### [The problem]
Reproduce the listing unchanged from its first line through the line that contains "This d: Contains", including both of those lines.

* * *

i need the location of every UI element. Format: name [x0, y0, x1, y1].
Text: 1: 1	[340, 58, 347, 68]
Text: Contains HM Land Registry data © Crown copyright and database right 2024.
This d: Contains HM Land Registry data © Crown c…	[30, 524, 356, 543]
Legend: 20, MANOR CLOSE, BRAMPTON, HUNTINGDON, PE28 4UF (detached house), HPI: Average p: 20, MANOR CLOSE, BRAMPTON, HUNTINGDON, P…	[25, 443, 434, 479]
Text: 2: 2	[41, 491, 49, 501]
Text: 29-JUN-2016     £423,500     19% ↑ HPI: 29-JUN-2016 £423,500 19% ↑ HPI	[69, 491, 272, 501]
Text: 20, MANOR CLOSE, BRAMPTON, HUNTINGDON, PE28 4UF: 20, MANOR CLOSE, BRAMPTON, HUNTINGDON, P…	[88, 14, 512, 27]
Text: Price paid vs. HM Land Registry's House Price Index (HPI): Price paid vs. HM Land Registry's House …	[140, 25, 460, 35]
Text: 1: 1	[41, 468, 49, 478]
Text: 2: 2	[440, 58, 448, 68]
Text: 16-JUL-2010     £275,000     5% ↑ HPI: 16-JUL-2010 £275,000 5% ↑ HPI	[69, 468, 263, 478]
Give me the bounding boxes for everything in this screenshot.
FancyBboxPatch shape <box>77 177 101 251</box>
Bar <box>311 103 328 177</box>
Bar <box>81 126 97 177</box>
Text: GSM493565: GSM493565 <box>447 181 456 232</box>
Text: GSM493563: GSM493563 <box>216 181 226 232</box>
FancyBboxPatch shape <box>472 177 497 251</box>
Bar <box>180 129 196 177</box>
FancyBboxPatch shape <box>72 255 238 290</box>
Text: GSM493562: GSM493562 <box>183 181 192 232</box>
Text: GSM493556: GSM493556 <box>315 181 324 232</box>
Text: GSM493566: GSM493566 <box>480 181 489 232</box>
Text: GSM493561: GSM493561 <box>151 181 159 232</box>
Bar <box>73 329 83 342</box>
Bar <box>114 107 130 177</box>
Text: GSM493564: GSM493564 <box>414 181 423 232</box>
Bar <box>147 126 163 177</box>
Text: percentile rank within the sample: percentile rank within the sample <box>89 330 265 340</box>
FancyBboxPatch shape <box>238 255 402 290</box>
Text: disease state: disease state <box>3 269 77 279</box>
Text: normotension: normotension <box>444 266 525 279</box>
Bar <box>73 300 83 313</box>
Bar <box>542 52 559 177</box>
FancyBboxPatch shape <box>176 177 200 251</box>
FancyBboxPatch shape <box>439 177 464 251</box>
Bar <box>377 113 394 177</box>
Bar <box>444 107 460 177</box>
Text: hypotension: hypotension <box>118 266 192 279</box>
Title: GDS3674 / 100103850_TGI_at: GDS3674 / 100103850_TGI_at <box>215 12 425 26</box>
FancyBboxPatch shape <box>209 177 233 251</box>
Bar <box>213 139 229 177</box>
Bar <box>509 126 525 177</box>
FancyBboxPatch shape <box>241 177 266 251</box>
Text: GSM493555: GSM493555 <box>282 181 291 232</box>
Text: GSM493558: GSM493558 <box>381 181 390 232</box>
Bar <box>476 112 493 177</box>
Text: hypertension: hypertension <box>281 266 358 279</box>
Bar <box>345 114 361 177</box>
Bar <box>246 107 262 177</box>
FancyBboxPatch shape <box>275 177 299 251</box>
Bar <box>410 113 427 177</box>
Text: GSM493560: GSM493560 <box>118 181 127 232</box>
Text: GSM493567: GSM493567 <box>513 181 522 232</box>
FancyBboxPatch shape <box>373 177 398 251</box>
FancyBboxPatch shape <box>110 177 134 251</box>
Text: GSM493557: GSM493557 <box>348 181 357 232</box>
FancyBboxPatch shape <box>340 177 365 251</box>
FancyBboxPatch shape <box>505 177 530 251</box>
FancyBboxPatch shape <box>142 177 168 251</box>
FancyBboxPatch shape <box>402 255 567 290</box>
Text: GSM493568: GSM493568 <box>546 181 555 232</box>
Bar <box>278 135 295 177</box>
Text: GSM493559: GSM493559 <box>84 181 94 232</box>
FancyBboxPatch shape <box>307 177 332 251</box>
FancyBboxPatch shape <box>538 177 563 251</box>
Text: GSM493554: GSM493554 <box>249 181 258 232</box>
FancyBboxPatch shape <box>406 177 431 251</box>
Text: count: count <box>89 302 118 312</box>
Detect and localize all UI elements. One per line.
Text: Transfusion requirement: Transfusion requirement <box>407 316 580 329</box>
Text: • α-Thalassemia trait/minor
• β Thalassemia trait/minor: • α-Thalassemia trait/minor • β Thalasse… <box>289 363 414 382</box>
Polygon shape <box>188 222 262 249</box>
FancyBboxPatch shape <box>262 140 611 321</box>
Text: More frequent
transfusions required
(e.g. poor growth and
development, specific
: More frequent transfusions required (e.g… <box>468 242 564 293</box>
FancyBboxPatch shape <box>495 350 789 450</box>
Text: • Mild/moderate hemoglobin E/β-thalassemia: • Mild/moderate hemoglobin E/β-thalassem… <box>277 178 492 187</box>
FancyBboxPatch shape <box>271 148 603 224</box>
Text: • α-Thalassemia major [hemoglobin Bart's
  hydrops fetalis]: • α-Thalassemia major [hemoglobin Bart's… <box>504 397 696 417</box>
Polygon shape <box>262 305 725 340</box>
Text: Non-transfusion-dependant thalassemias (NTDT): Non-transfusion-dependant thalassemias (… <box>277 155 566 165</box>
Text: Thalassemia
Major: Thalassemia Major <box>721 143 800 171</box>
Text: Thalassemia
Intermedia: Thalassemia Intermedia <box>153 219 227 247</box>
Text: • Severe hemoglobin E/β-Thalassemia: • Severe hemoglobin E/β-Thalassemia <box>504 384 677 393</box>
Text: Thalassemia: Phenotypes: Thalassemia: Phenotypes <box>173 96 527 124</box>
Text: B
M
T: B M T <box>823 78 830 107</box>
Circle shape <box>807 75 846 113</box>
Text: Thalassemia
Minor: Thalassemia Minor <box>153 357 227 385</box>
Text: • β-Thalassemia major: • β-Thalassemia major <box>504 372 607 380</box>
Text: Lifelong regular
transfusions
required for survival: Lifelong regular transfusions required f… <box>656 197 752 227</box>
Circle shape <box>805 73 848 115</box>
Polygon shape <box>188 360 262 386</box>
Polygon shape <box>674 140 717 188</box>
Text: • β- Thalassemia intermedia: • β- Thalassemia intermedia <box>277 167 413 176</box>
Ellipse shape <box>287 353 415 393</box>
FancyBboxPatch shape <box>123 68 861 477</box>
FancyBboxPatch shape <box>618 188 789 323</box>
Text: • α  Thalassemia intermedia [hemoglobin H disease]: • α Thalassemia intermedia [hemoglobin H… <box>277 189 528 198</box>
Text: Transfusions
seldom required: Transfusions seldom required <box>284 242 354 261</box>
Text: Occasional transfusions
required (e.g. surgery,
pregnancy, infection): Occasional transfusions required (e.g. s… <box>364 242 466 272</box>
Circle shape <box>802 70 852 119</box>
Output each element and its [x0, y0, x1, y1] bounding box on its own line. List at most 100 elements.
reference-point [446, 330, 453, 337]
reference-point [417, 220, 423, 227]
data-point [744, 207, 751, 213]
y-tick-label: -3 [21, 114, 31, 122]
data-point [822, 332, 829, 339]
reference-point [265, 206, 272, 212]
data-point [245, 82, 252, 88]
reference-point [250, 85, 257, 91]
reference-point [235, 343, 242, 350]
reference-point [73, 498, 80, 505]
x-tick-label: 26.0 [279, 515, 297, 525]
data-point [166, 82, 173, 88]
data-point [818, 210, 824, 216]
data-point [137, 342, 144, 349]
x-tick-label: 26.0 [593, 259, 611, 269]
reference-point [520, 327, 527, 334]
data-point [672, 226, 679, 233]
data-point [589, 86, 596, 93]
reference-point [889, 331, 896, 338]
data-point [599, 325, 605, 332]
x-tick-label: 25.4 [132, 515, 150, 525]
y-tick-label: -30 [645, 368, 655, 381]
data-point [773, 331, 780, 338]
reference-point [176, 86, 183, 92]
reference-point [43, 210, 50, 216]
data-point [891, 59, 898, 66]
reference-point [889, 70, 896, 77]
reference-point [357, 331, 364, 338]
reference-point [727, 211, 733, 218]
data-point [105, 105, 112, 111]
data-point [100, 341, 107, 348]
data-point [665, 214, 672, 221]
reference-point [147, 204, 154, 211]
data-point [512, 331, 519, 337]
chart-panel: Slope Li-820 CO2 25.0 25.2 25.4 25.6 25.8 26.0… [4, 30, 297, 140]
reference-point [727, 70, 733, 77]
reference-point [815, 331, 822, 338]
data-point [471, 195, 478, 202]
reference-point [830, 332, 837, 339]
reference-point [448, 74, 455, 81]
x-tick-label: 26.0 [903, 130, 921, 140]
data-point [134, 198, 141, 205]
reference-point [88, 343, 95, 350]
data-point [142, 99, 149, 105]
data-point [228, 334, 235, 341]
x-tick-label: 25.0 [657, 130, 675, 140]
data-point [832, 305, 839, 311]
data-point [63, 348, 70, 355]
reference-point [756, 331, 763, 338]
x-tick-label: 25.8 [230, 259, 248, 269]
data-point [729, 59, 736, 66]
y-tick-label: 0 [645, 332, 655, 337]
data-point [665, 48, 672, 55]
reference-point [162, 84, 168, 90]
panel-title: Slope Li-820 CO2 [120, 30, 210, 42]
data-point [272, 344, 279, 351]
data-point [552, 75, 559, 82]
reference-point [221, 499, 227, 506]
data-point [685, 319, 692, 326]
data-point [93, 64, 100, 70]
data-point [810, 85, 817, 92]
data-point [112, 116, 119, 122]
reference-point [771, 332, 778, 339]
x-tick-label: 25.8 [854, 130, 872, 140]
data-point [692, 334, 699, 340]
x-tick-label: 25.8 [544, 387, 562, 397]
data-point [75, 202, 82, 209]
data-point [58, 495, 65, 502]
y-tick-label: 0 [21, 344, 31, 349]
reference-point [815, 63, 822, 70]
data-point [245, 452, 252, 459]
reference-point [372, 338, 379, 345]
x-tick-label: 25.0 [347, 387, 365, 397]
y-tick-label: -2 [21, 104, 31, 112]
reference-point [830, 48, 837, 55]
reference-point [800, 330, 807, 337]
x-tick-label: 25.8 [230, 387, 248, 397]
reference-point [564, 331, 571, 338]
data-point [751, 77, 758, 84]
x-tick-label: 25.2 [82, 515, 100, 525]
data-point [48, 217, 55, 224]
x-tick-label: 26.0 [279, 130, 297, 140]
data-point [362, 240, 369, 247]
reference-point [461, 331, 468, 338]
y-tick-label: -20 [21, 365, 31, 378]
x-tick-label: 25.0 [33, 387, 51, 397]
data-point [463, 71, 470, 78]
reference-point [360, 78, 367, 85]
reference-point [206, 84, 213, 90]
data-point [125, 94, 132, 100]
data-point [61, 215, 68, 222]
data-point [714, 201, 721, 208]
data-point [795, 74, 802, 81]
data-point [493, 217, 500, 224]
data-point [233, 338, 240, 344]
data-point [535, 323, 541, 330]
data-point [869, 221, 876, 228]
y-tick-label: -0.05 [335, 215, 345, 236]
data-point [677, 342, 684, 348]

* * *

### [Exercise response]
i need the location of every UI element. Format: name [x0, y0, x1, y1].
Text: 1: 1	[340, 58, 347, 68]
Text: Contains HM Land Registry data © Crown copyright and database right 2024.
This d: Contains HM Land Registry data © Crown c…	[30, 524, 356, 543]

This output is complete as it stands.